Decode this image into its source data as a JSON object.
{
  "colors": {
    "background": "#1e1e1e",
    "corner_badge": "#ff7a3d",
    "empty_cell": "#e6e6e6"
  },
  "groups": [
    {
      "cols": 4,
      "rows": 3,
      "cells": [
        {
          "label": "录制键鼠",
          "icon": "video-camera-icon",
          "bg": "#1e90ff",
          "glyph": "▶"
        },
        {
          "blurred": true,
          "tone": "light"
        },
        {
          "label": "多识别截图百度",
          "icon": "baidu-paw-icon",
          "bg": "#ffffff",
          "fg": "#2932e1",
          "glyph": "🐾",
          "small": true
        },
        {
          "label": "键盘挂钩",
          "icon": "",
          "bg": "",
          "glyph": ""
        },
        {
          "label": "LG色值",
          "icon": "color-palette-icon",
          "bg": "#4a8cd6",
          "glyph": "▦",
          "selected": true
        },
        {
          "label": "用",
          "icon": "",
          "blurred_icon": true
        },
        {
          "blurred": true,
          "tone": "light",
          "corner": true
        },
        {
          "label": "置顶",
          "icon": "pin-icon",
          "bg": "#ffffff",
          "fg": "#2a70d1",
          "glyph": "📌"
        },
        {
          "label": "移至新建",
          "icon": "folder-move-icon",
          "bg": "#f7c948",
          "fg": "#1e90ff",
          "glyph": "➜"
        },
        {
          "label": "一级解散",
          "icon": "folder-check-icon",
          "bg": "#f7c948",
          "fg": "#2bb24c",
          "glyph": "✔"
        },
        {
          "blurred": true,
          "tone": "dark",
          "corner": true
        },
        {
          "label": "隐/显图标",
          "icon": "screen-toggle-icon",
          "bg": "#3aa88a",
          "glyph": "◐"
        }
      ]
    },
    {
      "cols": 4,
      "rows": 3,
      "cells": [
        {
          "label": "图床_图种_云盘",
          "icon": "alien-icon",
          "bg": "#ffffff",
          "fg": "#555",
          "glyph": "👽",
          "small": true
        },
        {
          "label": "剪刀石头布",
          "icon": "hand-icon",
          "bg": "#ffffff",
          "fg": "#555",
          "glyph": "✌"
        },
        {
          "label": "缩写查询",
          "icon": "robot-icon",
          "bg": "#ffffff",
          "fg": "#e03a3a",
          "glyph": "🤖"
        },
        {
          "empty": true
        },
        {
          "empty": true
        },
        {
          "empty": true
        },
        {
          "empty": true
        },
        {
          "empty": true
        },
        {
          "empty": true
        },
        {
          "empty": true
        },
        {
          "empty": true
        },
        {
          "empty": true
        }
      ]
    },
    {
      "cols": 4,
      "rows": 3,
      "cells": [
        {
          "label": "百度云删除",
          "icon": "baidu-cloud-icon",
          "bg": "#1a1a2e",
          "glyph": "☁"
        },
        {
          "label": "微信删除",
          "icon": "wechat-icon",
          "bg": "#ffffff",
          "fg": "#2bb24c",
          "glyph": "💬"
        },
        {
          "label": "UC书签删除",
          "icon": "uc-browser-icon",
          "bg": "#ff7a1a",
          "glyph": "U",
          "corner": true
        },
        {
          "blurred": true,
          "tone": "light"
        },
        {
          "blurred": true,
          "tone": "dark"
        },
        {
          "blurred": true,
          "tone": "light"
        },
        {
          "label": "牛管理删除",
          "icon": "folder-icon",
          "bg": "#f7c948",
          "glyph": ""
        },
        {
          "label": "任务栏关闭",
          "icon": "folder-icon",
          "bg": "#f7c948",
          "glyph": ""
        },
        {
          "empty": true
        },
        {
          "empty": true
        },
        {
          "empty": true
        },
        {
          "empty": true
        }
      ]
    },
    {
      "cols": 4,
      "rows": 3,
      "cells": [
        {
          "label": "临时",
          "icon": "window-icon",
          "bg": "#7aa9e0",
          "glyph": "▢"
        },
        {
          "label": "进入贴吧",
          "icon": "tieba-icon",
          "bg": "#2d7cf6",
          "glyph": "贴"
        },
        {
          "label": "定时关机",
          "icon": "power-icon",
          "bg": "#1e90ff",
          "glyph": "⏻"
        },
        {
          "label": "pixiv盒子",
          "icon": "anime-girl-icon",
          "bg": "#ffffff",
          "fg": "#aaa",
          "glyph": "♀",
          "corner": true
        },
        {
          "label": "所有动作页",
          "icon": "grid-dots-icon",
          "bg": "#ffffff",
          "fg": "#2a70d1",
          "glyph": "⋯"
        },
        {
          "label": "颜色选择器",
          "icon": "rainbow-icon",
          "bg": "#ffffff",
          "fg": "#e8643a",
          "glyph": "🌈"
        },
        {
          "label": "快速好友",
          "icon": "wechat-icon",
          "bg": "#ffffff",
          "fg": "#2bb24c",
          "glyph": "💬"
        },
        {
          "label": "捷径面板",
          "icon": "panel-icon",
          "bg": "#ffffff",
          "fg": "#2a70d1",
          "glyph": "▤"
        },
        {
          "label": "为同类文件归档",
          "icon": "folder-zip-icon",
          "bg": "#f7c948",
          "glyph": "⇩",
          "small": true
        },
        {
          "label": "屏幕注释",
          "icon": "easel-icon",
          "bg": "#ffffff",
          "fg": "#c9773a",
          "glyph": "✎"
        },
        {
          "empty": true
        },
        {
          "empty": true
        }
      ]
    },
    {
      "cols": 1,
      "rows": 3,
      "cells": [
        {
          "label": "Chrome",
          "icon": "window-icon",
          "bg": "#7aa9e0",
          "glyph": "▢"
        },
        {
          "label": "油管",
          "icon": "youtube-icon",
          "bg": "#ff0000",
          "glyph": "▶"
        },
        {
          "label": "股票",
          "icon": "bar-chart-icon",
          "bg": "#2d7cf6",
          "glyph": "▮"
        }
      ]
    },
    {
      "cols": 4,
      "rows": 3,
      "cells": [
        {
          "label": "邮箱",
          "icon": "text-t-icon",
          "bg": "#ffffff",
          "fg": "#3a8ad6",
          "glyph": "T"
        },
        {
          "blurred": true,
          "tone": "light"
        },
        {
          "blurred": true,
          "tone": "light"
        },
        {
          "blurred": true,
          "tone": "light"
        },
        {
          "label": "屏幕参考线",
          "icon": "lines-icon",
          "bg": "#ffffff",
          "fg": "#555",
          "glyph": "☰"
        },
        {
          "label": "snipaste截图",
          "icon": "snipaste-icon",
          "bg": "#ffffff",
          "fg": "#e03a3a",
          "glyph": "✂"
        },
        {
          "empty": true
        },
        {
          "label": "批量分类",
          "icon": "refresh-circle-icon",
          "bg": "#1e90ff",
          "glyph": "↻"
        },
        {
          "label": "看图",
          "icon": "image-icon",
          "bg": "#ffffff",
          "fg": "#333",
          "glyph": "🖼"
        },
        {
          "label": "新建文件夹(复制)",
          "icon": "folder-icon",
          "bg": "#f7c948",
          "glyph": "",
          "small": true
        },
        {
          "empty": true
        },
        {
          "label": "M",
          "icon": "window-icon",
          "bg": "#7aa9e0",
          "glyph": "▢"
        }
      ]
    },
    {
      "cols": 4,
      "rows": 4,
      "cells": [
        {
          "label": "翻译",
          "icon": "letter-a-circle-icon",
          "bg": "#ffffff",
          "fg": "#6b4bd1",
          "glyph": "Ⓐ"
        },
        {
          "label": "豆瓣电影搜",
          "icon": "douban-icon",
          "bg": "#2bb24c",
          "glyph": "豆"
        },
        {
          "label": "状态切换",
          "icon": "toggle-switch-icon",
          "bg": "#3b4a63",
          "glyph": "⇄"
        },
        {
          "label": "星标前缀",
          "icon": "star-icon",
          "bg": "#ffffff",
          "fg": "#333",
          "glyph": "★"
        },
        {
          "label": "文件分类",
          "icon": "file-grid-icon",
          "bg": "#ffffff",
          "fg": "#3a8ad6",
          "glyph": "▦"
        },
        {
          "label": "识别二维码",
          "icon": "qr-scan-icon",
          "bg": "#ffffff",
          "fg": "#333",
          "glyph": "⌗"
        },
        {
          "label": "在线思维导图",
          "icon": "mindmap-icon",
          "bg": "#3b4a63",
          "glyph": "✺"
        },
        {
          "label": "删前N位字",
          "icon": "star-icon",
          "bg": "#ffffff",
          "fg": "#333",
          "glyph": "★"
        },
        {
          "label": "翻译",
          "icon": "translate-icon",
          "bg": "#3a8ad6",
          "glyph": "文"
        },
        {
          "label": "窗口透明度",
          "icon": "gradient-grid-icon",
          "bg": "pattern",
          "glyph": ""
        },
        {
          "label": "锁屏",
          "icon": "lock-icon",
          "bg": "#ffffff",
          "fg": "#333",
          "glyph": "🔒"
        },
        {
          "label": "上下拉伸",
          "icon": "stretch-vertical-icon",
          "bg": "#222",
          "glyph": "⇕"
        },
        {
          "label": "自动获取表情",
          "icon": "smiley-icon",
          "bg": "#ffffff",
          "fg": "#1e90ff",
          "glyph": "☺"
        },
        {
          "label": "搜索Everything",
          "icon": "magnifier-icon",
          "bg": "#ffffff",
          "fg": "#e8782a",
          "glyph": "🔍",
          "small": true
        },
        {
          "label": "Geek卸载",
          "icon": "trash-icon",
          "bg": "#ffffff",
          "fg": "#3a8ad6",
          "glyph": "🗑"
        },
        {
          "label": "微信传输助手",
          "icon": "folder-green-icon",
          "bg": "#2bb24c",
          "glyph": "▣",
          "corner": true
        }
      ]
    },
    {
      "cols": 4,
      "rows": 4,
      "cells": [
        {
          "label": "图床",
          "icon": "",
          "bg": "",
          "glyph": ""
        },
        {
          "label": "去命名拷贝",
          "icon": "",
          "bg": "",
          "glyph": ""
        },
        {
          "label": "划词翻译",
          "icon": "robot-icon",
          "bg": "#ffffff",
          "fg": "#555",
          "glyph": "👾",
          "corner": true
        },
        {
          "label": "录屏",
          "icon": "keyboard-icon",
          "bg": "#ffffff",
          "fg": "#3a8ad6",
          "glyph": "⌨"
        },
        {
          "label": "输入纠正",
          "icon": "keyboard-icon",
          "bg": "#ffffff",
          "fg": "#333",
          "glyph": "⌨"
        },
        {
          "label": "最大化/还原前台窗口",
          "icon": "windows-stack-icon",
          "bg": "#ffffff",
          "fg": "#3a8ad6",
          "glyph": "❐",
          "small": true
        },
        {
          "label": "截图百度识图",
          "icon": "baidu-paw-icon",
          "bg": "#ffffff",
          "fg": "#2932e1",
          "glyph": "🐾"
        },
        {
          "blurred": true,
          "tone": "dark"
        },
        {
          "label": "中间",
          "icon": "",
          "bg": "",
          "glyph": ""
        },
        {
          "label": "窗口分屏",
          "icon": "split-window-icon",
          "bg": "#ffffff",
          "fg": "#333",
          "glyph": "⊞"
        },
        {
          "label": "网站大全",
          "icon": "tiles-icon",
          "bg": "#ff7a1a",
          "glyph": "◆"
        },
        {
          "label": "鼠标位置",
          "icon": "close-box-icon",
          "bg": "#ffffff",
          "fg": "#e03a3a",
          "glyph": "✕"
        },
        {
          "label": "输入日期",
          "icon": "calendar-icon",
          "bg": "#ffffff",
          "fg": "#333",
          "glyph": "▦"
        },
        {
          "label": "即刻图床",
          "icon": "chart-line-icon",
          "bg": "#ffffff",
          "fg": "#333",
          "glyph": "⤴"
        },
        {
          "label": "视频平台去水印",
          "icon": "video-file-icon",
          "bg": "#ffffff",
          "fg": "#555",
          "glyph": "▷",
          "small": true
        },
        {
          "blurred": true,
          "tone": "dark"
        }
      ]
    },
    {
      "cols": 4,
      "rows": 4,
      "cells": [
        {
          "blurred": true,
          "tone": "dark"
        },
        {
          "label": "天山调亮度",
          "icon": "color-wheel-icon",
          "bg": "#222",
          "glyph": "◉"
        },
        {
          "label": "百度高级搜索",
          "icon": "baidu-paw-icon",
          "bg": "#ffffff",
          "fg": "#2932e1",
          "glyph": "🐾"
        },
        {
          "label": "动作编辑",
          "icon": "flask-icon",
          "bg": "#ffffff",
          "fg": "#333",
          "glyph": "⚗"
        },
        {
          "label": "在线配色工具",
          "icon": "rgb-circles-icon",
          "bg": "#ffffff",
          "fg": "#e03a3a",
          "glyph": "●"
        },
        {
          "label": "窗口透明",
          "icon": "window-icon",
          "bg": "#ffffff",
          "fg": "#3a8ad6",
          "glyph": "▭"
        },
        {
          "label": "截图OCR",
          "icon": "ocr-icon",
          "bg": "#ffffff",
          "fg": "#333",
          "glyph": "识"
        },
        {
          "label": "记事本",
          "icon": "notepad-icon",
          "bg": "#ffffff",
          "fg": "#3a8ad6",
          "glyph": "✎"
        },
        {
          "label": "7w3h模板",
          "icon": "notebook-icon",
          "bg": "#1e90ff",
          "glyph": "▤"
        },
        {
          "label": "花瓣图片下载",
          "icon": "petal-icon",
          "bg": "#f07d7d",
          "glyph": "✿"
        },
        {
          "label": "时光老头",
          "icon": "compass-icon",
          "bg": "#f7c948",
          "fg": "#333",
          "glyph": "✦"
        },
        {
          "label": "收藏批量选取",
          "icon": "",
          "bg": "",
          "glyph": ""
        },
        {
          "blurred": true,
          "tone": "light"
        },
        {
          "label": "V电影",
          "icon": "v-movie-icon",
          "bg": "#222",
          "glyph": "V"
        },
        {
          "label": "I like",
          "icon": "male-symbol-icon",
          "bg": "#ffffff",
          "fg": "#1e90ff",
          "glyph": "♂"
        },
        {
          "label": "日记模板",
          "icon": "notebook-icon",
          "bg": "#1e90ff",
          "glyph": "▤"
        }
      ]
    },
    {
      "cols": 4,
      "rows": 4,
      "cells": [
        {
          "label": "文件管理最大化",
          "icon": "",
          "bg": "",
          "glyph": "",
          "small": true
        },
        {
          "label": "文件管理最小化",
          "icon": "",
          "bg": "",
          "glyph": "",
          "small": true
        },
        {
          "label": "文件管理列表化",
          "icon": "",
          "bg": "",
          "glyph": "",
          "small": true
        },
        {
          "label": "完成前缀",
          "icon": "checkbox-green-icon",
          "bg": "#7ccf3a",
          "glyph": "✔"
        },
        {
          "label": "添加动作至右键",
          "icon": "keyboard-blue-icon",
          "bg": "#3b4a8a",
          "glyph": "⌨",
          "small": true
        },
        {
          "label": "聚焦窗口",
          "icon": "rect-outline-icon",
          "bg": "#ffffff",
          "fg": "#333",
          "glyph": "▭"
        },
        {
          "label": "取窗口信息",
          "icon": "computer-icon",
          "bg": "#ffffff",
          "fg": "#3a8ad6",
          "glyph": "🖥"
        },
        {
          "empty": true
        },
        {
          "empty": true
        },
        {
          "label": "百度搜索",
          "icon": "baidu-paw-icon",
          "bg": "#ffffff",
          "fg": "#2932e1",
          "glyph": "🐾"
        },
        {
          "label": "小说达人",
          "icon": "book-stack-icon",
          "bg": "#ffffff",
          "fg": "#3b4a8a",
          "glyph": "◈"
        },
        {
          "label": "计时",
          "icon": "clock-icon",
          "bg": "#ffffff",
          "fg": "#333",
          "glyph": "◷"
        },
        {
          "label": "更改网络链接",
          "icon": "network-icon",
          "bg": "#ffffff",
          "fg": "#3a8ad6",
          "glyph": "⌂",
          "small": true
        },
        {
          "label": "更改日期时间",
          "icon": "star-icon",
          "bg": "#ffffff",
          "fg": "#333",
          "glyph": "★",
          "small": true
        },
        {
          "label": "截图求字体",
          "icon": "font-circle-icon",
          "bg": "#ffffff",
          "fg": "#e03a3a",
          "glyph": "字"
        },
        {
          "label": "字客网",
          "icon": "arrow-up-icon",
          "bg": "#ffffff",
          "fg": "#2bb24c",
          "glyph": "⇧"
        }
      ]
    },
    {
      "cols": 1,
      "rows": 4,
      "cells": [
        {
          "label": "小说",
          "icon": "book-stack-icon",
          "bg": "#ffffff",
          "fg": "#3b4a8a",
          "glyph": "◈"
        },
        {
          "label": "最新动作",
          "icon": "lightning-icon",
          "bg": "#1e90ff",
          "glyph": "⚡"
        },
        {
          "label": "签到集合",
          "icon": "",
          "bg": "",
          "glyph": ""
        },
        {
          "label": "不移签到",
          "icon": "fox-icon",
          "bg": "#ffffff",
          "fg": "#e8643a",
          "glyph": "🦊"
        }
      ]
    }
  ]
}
----
--- WHAT IS REQUIRED ---
Across the data above, how many lines include the word "file"? Give only the count.

--- EXERCISE RESPONSE ---
2